Extracted records
>>>>

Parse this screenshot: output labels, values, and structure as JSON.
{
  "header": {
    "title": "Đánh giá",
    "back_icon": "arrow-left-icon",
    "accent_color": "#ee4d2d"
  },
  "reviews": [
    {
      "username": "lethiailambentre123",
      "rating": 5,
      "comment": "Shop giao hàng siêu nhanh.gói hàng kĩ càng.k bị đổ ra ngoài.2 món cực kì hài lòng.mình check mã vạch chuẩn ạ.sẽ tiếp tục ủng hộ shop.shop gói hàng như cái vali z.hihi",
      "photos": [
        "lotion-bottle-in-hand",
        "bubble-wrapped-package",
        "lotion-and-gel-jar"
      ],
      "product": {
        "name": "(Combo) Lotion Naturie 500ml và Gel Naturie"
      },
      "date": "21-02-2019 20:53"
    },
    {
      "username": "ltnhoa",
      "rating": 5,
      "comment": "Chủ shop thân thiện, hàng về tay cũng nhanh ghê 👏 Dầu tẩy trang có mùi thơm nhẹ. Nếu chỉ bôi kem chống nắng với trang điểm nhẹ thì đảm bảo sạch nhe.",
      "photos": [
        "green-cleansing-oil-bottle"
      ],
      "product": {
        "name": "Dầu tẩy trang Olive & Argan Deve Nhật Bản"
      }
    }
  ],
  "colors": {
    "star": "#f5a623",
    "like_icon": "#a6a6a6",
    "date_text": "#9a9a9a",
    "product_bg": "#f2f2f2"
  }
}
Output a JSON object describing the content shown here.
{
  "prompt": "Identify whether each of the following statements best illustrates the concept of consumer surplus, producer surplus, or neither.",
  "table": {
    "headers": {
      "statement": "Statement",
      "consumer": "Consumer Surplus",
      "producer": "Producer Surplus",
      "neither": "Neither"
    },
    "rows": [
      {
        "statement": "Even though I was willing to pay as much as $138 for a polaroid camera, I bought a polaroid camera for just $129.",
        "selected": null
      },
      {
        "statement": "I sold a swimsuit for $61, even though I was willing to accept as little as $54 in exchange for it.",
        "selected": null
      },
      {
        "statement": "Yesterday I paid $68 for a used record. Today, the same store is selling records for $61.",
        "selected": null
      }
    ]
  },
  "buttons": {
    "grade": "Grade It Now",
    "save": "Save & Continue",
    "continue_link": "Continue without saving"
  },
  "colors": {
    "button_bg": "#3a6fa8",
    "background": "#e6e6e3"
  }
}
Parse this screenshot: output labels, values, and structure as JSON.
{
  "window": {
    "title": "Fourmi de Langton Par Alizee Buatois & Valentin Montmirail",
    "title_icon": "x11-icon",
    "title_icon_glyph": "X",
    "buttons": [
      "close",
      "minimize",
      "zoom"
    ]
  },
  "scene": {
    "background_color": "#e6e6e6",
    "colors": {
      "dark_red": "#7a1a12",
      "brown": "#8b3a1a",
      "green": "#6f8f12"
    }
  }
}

<<<<

**Work to complete**: Every entry should be printed again exactly as written.

**The solution**:
Parse this screenshot: output labels, values, and structure as JSON.
{
  "header": {
    "title": "Đánh giá",
    "back_icon": "arrow-left-icon",
    "accent_color": "#ee4d2d"
  },
  "reviews": [
    {
      "username": "lethiailambentre123",
      "rating": 5,
      "comment": "Shop giao hàng siêu nhanh.gói hàng kĩ càng.k bị đổ ra ngoài.2 món cực kì hài lòng.mình check mã vạch chuẩn ạ.sẽ tiếp tục ủng hộ shop.shop gói hàng như cái vali z.hihi",
      "photos": [
        "lotion-bottle-in-hand",
        "bubble-wrapped-package",
        "lotion-and-gel-jar"
      ],
      "product": {
        "name": "(Combo) Lotion Naturie 500ml và Gel Naturie"
      },
      "date": "21-02-2019 20:53"
    },
    {
      "username": "ltnhoa",
      "rating": 5,
      "comment": "Chủ shop thân thiện, hàng về tay cũng nhanh ghê 👏 Dầu tẩy trang có mùi thơm nhẹ. Nếu chỉ bôi kem chống nắng với trang điểm nhẹ thì đảm bảo sạch nhe.",
      "photos": [
        "green-cleansing-oil-bottle"
      ],
      "product": {
        "name": "Dầu tẩy trang Olive & Argan Deve Nhật Bản"
      }
    }
  ],
  "colors": {
    "star": "#f5a623",
    "like_icon": "#a6a6a6",
    "date_text": "#9a9a9a",
    "product_bg": "#f2f2f2"
  }
}
Output a JSON object describing the content shown here.
{
  "prompt": "Identify whether each of the following statements best illustrates the concept of consumer surplus, producer surplus, or neither.",
  "table": {
    "headers": {
      "statement": "Statement",
      "consumer": "Consumer Surplus",
      "producer": "Producer Surplus",
      "neither": "Neither"
    },
    "rows": [
      {
        "statement": "Even though I was willing to pay as much as $138 for a polaroid camera, I bought a polaroid camera for just $129.",
        "selected": null
      },
      {
        "statement": "I sold a swimsuit for $61, even though I was willing to accept as little as $54 in exchange for it.",
        "selected": null
      },
      {
        "statement": "Yesterday I paid $68 for a used record. Today, the same store is selling records for $61.",
        "selected": null
      }
    ]
  },
  "buttons": {
    "grade": "Grade It Now",
    "save": "Save & Continue",
    "continue_link": "Continue without saving"
  },
  "colors": {
    "button_bg": "#3a6fa8",
    "background": "#e6e6e3"
  }
}
Parse this screenshot: output labels, values, and structure as JSON.
{
  "window": {
    "title": "Fourmi de Langton Par Alizee Buatois & Valentin Montmirail",
    "title_icon": "x11-icon",
    "title_icon_glyph": "X",
    "buttons": [
      "close",
      "minimize",
      "zoom"
    ]
  },
  "scene": {
    "background_color": "#e6e6e6",
    "colors": {
      "dark_red": "#7a1a12",
      "brown": "#8b3a1a",
      "green": "#6f8f12"
    }
  }
}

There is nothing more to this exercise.